Directions for this task -
Exact repetition of every entry is required.

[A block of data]
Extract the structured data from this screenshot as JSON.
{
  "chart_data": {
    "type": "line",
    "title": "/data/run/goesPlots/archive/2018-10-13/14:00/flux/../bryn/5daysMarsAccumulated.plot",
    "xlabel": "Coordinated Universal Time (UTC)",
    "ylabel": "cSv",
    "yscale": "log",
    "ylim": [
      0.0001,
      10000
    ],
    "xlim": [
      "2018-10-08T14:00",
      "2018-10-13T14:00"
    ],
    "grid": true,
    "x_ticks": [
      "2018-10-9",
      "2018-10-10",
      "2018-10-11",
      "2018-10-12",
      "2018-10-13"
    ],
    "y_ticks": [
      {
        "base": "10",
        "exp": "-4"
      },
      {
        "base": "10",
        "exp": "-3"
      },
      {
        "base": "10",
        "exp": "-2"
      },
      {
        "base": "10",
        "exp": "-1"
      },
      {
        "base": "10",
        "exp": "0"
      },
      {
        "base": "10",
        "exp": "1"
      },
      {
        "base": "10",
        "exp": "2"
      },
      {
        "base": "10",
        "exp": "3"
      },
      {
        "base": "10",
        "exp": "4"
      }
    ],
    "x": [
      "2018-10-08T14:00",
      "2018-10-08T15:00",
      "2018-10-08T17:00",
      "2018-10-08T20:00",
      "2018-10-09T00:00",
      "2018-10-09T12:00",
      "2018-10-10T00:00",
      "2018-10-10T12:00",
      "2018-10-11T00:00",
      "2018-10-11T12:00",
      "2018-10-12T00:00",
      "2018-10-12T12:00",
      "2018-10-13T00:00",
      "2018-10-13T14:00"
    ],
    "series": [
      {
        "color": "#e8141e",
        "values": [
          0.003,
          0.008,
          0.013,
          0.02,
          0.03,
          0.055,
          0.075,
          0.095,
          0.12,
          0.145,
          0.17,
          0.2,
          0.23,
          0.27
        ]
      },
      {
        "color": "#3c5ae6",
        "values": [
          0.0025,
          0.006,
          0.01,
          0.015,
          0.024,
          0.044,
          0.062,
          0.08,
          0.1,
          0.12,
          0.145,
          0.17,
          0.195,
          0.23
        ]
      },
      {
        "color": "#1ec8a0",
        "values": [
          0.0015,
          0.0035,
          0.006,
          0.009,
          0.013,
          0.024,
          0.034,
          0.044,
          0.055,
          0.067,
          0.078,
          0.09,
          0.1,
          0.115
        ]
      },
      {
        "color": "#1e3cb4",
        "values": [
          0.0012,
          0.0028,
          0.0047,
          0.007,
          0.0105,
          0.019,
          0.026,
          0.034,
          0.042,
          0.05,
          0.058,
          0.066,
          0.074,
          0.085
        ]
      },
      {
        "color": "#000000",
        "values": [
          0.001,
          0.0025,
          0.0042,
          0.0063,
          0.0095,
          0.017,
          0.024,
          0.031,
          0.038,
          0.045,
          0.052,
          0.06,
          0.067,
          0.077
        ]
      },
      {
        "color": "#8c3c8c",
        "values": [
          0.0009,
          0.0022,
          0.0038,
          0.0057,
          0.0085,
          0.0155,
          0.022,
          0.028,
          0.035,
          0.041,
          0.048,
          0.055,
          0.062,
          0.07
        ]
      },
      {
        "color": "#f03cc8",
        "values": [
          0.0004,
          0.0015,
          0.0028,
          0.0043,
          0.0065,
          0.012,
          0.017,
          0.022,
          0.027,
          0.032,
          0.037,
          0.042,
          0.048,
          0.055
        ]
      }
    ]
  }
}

Written reply -
Extract the structured data from this screenshot as JSON.
{
  "chart_data": {
    "type": "line",
    "title": "/data/run/goesPlots/archive/2018-10-13/14:00/flux/../bryn/5daysMarsAccumulated.plot",
    "xlabel": "Coordinated Universal Time (UTC)",
    "ylabel": "cSv",
    "yscale": "log",
    "ylim": [
      0.0001,
      10000
    ],
    "xlim": [
      "2018-10-08T14:00",
      "2018-10-13T14:00"
    ],
    "grid": true,
    "x_ticks": [
      "2018-10-9",
      "2018-10-10",
      "2018-10-11",
      "2018-10-12",
      "2018-10-13"
    ],
    "y_ticks": [
      {
        "base": "10",
        "exp": "-4"
      },
      {
        "base": "10",
        "exp": "-3"
      },
      {
        "base": "10",
        "exp": "-2"
      },
      {
        "base": "10",
        "exp": "-1"
      },
      {
        "base": "10",
        "exp": "0"
      },
      {
        "base": "10",
        "exp": "1"
      },
      {
        "base": "10",
        "exp": "2"
      },
      {
        "base": "10",
        "exp": "3"
      },
      {
        "base": "10",
        "exp": "4"
      }
    ],
    "x": [
      "2018-10-08T14:00",
      "2018-10-08T15:00",
      "2018-10-08T17:00",
      "2018-10-08T20:00",
      "2018-10-09T00:00",
      "2018-10-09T12:00",
      "2018-10-10T00:00",
      "2018-10-10T12:00",
      "2018-10-11T00:00",
      "2018-10-11T12:00",
      "2018-10-12T00:00",
      "2018-10-12T12:00",
      "2018-10-13T00:00",
      "2018-10-13T14:00"
    ],
    "series": [
      {
        "color": "#e8141e",
        "values": [
          0.003,
          0.008,
          0.013,
          0.02,
          0.03,
          0.055,
          0.075,
          0.095,
          0.12,
          0.145,
          0.17,
          0.2,
          0.23,
          0.27
        ]
      },
      {
        "color": "#3c5ae6",
        "values": [
          0.0025,
          0.006,
          0.01,
          0.015,
          0.024,
          0.044,
          0.062,
          0.08,
          0.1,
          0.12,
          0.145,
          0.17,
          0.195,
          0.23
        ]
      },
      {
        "color": "#1ec8a0",
        "values": [
          0.0015,
          0.0035,
          0.006,
          0.009,
          0.013,
          0.024,
          0.034,
          0.044,
          0.055,
          0.067,
          0.078,
          0.09,
          0.1,
          0.115
        ]
      },
      {
        "color": "#1e3cb4",
        "values": [
          0.0012,
          0.0028,
          0.0047,
          0.007,
          0.0105,
          0.019,
          0.026,
          0.034,
          0.042,
          0.05,
          0.058,
          0.066,
          0.074,
          0.085
        ]
      },
      {
        "color": "#000000",
        "values": [
          0.001,
          0.0025,
          0.0042,
          0.0063,
          0.0095,
          0.017,
          0.024,
          0.031,
          0.038,
          0.045,
          0.052,
          0.06,
          0.067,
          0.077
        ]
      },
      {
        "color": "#8c3c8c",
        "values": [
          0.0009,
          0.0022,
          0.0038,
          0.0057,
          0.0085,
          0.0155,
          0.022,
          0.028,
          0.035,
          0.041,
          0.048,
          0.055,
          0.062,
          0.07
        ]
      },
      {
        "color": "#f03cc8",
        "values": [
          0.0004,
          0.0015,
          0.0028,
          0.0043,
          0.0065,
          0.012,
          0.017,
          0.022,
          0.027,
          0.032,
          0.037,
          0.042,
          0.048,
          0.055
        ]
      }
    ]
  }
}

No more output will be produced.